§ Texto de origen:
Pero, por otra parte, ataca la rentabilidad de la banca al socavar los márgenes con los que actúa y ahuyenta las expectativas de rentabilidad de los ahorros, lo cual es una muy mala noticia para las capas envejecidas de la población que se ven obligadas a asumir mayores riesgos en sus inversiones, si desean obtener algo de rentabilidad, o a renunciar a esta si pretenden aislarse de aquellos. Un dilema infernal. Hay otros beneficiarios del proceso, los estados super endeudados como el nuestro, que reducen la factura a pagar por financiar sus montañas de deuda.

El propio Luis de Guindos, en su reciente visita a BIlbao, reconoció esta dualidad y avanzó su opinión de que cada día son mayores los aspectos negativos y menores los positivos. Por eso, el BCE propone, por un lado, abandonar su objetivo de inflación, una vez comprobada la inutilidad de sus refuerzos para subirla y, después, mantenerla en el 2% y, por otro, modificar lo que se denomina la política macroprudencial para reducir el daño a los balances y a las cuentas de resultados de la banca y evitar así que su actual deterioro socave la solidez de la misma.

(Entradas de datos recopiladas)
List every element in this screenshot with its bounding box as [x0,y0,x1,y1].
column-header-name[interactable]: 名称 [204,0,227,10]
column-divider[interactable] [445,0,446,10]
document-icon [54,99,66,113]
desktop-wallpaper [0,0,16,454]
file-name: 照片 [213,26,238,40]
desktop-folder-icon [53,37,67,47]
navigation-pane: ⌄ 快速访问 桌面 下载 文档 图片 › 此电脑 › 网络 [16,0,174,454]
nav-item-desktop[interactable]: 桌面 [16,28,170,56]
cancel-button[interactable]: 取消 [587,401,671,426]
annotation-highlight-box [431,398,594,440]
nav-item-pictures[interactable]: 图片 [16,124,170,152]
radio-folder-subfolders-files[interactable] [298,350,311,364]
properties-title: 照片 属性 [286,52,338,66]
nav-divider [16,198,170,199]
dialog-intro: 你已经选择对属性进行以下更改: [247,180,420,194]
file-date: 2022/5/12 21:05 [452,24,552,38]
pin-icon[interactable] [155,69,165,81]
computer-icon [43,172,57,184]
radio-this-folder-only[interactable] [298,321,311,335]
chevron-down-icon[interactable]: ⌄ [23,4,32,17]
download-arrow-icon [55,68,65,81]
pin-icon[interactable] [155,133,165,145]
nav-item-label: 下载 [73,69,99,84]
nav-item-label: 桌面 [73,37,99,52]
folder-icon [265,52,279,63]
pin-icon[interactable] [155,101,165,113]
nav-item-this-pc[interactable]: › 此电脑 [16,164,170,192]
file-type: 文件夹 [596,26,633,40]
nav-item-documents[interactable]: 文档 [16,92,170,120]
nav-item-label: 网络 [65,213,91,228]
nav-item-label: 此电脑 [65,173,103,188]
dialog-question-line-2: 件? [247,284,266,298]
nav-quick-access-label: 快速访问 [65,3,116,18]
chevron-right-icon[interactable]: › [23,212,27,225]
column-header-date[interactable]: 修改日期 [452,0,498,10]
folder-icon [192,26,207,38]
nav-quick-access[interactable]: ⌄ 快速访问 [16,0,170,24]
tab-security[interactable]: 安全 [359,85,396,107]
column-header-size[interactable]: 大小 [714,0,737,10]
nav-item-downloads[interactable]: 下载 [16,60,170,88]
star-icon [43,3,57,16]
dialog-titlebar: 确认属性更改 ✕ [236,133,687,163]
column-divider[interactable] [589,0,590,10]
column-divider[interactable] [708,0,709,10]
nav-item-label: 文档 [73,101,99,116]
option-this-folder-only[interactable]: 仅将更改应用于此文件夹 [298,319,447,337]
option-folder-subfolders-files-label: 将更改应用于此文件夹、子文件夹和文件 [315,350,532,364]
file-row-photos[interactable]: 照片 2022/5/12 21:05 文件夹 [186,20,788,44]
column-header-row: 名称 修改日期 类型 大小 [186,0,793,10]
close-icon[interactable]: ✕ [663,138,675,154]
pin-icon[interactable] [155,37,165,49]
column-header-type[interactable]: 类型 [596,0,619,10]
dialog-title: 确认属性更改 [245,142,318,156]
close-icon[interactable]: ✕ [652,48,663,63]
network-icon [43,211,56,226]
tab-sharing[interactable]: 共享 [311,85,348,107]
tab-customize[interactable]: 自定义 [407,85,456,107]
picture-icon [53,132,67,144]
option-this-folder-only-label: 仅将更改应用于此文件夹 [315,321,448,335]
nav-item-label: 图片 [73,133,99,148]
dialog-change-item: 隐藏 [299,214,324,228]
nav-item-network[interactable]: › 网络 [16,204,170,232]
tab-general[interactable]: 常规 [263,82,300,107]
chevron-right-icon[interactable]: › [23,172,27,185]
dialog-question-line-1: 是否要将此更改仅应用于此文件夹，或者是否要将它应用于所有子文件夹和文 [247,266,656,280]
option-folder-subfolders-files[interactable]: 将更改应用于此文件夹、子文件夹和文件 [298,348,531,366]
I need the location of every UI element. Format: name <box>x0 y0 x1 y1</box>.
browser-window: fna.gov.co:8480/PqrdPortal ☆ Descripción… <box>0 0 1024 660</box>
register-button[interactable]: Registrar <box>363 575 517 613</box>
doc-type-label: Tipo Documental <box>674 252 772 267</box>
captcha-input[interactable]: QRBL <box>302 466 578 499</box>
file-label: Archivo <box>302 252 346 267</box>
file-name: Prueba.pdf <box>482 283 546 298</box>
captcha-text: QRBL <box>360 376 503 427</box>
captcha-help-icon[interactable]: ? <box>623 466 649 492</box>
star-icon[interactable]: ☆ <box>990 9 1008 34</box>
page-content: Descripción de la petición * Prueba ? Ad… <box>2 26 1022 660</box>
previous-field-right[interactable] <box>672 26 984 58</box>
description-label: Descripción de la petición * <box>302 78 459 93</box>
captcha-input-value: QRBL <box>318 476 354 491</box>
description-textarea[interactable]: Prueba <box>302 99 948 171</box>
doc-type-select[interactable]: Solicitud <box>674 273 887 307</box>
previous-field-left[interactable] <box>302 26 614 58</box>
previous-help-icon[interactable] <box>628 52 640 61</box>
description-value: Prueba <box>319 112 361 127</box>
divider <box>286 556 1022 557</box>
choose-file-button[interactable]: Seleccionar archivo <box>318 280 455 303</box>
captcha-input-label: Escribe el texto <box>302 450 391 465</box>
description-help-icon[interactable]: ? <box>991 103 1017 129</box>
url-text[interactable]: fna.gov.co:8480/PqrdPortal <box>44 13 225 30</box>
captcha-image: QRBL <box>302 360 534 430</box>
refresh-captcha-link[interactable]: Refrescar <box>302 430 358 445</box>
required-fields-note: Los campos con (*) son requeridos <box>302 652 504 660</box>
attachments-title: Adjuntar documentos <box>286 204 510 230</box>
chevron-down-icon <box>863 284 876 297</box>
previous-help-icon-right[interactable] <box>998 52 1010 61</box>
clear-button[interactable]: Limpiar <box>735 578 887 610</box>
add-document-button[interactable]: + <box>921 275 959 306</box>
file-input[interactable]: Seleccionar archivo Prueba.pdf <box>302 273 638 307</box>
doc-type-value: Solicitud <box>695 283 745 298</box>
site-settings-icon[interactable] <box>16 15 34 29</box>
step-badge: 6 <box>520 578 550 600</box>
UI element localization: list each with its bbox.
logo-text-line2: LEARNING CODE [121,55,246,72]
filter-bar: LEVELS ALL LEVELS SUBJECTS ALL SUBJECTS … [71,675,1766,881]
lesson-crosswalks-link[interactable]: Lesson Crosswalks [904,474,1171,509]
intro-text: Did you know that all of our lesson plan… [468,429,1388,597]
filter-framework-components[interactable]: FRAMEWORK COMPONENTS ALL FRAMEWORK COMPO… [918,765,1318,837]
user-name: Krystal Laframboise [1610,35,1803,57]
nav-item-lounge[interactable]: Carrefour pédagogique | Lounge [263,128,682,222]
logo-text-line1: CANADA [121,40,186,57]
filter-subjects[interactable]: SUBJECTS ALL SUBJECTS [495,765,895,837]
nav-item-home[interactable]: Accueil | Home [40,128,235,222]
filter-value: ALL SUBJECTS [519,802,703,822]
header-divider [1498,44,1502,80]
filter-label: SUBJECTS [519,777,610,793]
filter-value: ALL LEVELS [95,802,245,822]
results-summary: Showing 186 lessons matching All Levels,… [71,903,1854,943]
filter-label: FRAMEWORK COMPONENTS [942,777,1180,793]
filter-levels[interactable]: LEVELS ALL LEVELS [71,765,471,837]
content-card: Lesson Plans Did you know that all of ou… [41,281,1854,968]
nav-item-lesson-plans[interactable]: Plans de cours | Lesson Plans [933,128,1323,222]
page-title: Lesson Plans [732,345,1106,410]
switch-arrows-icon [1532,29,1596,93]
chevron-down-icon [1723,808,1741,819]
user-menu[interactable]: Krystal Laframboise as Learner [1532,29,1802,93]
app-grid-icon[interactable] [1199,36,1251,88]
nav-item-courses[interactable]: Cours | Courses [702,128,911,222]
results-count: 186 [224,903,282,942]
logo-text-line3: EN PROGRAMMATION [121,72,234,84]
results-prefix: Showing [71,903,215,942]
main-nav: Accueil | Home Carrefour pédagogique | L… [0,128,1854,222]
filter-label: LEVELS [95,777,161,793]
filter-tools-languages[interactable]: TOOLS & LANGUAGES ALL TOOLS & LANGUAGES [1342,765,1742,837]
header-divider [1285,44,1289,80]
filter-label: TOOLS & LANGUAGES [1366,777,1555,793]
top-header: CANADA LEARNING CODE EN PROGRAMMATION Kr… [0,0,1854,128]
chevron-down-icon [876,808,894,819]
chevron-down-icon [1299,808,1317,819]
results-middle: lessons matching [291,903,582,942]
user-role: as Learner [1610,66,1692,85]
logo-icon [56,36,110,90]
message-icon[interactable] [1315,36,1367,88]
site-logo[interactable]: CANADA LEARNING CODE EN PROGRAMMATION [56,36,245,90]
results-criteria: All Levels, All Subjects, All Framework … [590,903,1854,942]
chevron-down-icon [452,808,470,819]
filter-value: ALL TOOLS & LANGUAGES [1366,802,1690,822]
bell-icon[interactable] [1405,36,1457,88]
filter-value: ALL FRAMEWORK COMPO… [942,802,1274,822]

§ Tareas a realizar:
[a] Según el texto sobre el BCE y la banca, ¿qué opinión avanzó Luis de Guindos?
[b] Prosigue el texto sobre el BCE y la banca a partir de su última oración.
El material no es necesario para ninguna de las tareas.

§ Respuestas:
[a] Que cada día son mayores los aspectos negativos y menores los positivos.

[b]
Todo junto con la desesperada apelación, a aquellos estados que tengan margen para ello, para que apliquen políticas de gasto e inversión más expansivas. Creo que esta parte es la que mejor ha entendido nuestro amado líder Pedro Sánchez, a pesar de que nosotros no somos destinatarios de la llamada. ¡Solo nos faltaba!